PROVIDED RECORDS:
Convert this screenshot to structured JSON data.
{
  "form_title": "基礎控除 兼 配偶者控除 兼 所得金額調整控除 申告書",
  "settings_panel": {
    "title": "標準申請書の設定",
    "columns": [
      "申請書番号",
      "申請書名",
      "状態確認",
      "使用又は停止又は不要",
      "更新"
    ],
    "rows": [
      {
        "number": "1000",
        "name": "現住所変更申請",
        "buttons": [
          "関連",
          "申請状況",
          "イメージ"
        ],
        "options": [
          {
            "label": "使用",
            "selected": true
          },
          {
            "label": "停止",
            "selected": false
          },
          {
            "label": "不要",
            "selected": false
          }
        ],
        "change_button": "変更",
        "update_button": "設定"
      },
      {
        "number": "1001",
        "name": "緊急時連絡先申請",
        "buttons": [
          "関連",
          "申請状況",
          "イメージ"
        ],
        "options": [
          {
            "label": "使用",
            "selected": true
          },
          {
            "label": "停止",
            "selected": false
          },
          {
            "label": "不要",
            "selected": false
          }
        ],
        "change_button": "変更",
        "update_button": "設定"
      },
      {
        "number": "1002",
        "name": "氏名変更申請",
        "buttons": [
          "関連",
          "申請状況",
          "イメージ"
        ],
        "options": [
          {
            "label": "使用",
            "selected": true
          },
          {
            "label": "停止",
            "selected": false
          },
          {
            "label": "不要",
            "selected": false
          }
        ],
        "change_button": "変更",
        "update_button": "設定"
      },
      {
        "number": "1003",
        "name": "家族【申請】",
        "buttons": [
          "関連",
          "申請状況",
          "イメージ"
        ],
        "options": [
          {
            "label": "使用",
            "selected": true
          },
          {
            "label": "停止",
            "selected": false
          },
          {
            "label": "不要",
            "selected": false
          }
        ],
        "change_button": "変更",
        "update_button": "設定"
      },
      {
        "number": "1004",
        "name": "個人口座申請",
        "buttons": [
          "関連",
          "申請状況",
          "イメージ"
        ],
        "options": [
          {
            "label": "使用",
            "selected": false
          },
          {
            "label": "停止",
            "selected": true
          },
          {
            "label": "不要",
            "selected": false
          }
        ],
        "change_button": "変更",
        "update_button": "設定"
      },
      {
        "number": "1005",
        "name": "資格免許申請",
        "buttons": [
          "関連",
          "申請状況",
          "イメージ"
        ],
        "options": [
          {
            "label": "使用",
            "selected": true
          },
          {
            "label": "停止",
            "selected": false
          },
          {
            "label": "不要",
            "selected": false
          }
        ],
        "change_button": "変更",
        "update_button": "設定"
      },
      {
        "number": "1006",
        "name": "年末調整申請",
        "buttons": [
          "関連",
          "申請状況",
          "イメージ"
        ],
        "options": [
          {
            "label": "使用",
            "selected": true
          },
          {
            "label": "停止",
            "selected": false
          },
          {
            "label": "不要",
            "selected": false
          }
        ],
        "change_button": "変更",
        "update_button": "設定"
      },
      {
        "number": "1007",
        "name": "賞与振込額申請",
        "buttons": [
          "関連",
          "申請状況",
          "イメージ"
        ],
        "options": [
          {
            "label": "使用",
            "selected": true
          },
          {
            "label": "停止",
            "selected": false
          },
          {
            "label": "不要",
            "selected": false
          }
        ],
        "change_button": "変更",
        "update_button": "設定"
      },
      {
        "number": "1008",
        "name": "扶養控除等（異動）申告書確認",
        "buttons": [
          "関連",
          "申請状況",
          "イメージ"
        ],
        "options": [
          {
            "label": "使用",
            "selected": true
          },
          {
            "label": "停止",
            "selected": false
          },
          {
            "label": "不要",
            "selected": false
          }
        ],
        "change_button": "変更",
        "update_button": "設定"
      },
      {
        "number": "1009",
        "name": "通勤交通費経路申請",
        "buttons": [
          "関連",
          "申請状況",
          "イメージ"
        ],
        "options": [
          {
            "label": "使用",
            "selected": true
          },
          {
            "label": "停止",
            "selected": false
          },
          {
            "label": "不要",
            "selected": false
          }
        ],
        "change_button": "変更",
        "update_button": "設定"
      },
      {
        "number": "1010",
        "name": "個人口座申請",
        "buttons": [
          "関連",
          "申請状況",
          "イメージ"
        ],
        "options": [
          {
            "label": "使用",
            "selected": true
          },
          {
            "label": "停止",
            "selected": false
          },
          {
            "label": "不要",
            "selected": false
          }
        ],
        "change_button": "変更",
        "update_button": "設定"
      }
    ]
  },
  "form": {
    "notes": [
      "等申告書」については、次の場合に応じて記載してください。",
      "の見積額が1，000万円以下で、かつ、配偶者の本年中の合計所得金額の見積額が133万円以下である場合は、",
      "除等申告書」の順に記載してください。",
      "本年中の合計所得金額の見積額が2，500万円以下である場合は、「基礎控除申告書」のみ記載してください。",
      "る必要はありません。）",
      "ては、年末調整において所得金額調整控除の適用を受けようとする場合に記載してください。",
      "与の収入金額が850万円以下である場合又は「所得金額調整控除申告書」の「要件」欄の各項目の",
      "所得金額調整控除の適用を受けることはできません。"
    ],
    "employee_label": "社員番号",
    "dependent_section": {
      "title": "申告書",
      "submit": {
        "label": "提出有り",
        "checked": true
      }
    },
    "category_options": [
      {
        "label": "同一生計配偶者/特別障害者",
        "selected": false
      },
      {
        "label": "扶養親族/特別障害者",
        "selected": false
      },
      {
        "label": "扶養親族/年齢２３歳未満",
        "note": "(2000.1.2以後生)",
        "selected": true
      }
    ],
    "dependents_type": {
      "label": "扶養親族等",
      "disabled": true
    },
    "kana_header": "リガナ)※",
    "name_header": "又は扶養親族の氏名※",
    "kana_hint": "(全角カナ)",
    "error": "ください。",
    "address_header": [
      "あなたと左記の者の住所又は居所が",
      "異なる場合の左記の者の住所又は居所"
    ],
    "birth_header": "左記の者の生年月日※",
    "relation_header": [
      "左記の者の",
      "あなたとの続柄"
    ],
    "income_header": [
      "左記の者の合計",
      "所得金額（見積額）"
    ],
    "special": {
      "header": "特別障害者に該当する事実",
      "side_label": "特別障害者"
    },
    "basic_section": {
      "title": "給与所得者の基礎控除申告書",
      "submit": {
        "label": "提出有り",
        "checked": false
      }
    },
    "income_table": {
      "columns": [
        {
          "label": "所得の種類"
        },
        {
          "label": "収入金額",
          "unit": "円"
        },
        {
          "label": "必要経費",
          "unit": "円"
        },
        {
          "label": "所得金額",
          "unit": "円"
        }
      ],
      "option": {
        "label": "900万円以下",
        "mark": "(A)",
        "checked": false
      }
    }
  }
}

WHAT IS BEING ASKED:
The records above must be output exactly, in full.

TASK ANSWER:
Convert this screenshot to structured JSON data.
{
  "form_title": "基礎控除 兼 配偶者控除 兼 所得金額調整控除 申告書",
  "settings_panel": {
    "title": "標準申請書の設定",
    "columns": [
      "申請書番号",
      "申請書名",
      "状態確認",
      "使用又は停止又は不要",
      "更新"
    ],
    "rows": [
      {
        "number": "1000",
        "name": "現住所変更申請",
        "buttons": [
          "関連",
          "申請状況",
          "イメージ"
        ],
        "options": [
          {
            "label": "使用",
            "selected": true
          },
          {
            "label": "停止",
            "selected": false
          },
          {
            "label": "不要",
            "selected": false
          }
        ],
        "change_button": "変更",
        "update_button": "設定"
      },
      {
        "number": "1001",
        "name": "緊急時連絡先申請",
        "buttons": [
          "関連",
          "申請状況",
          "イメージ"
        ],
        "options": [
          {
            "label": "使用",
            "selected": true
          },
          {
            "label": "停止",
            "selected": false
          },
          {
            "label": "不要",
            "selected": false
          }
        ],
        "change_button": "変更",
        "update_button": "設定"
      },
      {
        "number": "1002",
        "name": "氏名変更申請",
        "buttons": [
          "関連",
          "申請状況",
          "イメージ"
        ],
        "options": [
          {
            "label": "使用",
            "selected": true
          },
          {
            "label": "停止",
            "selected": false
          },
          {
            "label": "不要",
            "selected": false
          }
        ],
        "change_button": "変更",
        "update_button": "設定"
      },
      {
        "number": "1003",
        "name": "家族【申請】",
        "buttons": [
          "関連",
          "申請状況",
          "イメージ"
        ],
        "options": [
          {
            "label": "使用",
            "selected": true
          },
          {
            "label": "停止",
            "selected": false
          },
          {
            "label": "不要",
            "selected": false
          }
        ],
        "change_button": "変更",
        "update_button": "設定"
      },
      {
        "number": "1004",
        "name": "個人口座申請",
        "buttons": [
          "関連",
          "申請状況",
          "イメージ"
        ],
        "options": [
          {
            "label": "使用",
            "selected": false
          },
          {
            "label": "停止",
            "selected": true
          },
          {
            "label": "不要",
            "selected": false
          }
        ],
        "change_button": "変更",
        "update_button": "設定"
      },
      {
        "number": "1005",
        "name": "資格免許申請",
        "buttons": [
          "関連",
          "申請状況",
          "イメージ"
        ],
        "options": [
          {
            "label": "使用",
            "selected": true
          },
          {
            "label": "停止",
            "selected": false
          },
          {
            "label": "不要",
            "selected": false
          }
        ],
        "change_button": "変更",
        "update_button": "設定"
      },
      {
        "number": "1006",
        "name": "年末調整申請",
        "buttons": [
          "関連",
          "申請状況",
          "イメージ"
        ],
        "options": [
          {
            "label": "使用",
            "selected": true
          },
          {
            "label": "停止",
            "selected": false
          },
          {
            "label": "不要",
            "selected": false
          }
        ],
        "change_button": "変更",
        "update_button": "設定"
      },
      {
        "number": "1007",
        "name": "賞与振込額申請",
        "buttons": [
          "関連",
          "申請状況",
          "イメージ"
        ],
        "options": [
          {
            "label": "使用",
            "selected": true
          },
          {
            "label": "停止",
            "selected": false
          },
          {
            "label": "不要",
            "selected": false
          }
        ],
        "change_button": "変更",
        "update_button": "設定"
      },
      {
        "number": "1008",
        "name": "扶養控除等（異動）申告書確認",
        "buttons": [
          "関連",
          "申請状況",
          "イメージ"
        ],
        "options": [
          {
            "label": "使用",
            "selected": true
          },
          {
            "label": "停止",
            "selected": false
          },
          {
            "label": "不要",
            "selected": false
          }
        ],
        "change_button": "変更",
        "update_button": "設定"
      },
      {
        "number": "1009",
        "name": "通勤交通費経路申請",
        "buttons": [
          "関連",
          "申請状況",
          "イメージ"
        ],
        "options": [
          {
            "label": "使用",
            "selected": true
          },
          {
            "label": "停止",
            "selected": false
          },
          {
            "label": "不要",
            "selected": false
          }
        ],
        "change_button": "変更",
        "update_button": "設定"
      },
      {
        "number": "1010",
        "name": "個人口座申請",
        "buttons": [
          "関連",
          "申請状況",
          "イメージ"
        ],
        "options": [
          {
            "label": "使用",
            "selected": true
          },
          {
            "label": "停止",
            "selected": false
          },
          {
            "label": "不要",
            "selected": false
          }
        ],
        "change_button": "変更",
        "update_button": "設定"
      }
    ]
  },
  "form": {
    "notes": [
      "等申告書」については、次の場合に応じて記載してください。",
      "の見積額が1，000万円以下で、かつ、配偶者の本年中の合計所得金額の見積額が133万円以下である場合は、",
      "除等申告書」の順に記載してください。",
      "本年中の合計所得金額の見積額が2，500万円以下である場合は、「基礎控除申告書」のみ記載してください。",
      "る必要はありません。）",
      "ては、年末調整において所得金額調整控除の適用を受けようとする場合に記載してください。",
      "与の収入金額が850万円以下である場合又は「所得金額調整控除申告書」の「要件」欄の各項目の",
      "所得金額調整控除の適用を受けることはできません。"
    ],
    "employee_label": "社員番号",
    "dependent_section": {
      "title": "申告書",
      "submit": {
        "label": "提出有り",
        "checked": true
      }
    },
    "category_options": [
      {
        "label": "同一生計配偶者/特別障害者",
        "selected": false
      },
      {
        "label": "扶養親族/特別障害者",
        "selected": false
      },
      {
        "label": "扶養親族/年齢２３歳未満",
        "note": "(2000.1.2以後生)",
        "selected": true
      }
    ],
    "dependents_type": {
      "label": "扶養親族等",
      "disabled": true
    },
    "kana_header": "リガナ)※",
    "name_header": "又は扶養親族の氏名※",
    "kana_hint": "(全角カナ)",
    "error": "ください。",
    "address_header": [
      "あなたと左記の者の住所又は居所が",
      "異なる場合の左記の者の住所又は居所"
    ],
    "birth_header": "左記の者の生年月日※",
    "relation_header": [
      "左記の者の",
      "あなたとの続柄"
    ],
    "income_header": [
      "左記の者の合計",
      "所得金額（見積額）"
    ],
    "special": {
      "header": "特別障害者に該当する事実",
      "side_label": "特別障害者"
    },
    "basic_section": {
      "title": "給与所得者の基礎控除申告書",
      "submit": {
        "label": "提出有り",
        "checked": false
      }
    },
    "income_table": {
      "columns": [
        {
          "label": "所得の種類"
        },
        {
          "label": "収入金額",
          "unit": "円"
        },
        {
          "label": "必要経費",
          "unit": "円"
        },
        {
          "label": "所得金額",
          "unit": "円"
        }
      ],
      "option": {
        "label": "900万円以下",
        "mark": "(A)",
        "checked": false
      }
    }
  }
}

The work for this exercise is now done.